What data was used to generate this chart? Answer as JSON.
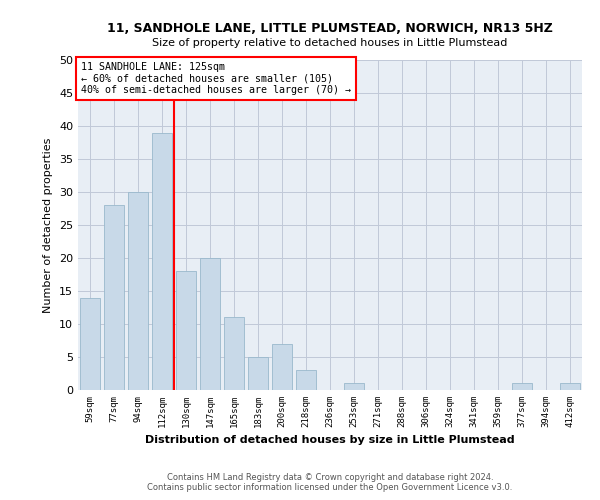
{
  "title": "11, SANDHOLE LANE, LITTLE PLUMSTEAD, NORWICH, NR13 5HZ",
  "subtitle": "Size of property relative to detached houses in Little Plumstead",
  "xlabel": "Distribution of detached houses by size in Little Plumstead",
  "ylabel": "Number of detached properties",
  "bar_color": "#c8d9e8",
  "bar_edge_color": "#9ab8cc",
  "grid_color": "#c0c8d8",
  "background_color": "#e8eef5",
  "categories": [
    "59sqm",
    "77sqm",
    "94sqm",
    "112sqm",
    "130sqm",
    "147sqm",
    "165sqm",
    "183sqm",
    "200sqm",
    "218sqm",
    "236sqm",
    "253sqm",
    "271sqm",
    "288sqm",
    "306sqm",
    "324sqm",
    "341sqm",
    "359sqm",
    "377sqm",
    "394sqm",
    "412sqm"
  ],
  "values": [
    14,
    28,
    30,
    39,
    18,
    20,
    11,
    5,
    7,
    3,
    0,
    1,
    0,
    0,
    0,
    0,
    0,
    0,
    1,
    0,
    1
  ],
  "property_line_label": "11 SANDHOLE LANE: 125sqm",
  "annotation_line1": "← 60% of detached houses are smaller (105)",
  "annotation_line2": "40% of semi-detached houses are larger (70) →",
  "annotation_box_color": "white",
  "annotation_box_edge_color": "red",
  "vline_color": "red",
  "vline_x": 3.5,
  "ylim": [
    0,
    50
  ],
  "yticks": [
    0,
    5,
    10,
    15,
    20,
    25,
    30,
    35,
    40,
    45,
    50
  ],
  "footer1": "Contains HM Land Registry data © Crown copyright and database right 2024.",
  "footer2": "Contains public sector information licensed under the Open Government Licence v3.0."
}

__Task prompt__: From the listing, tally every line with the word "SANDHOLE" in it and give only the tally.

__Response__: 2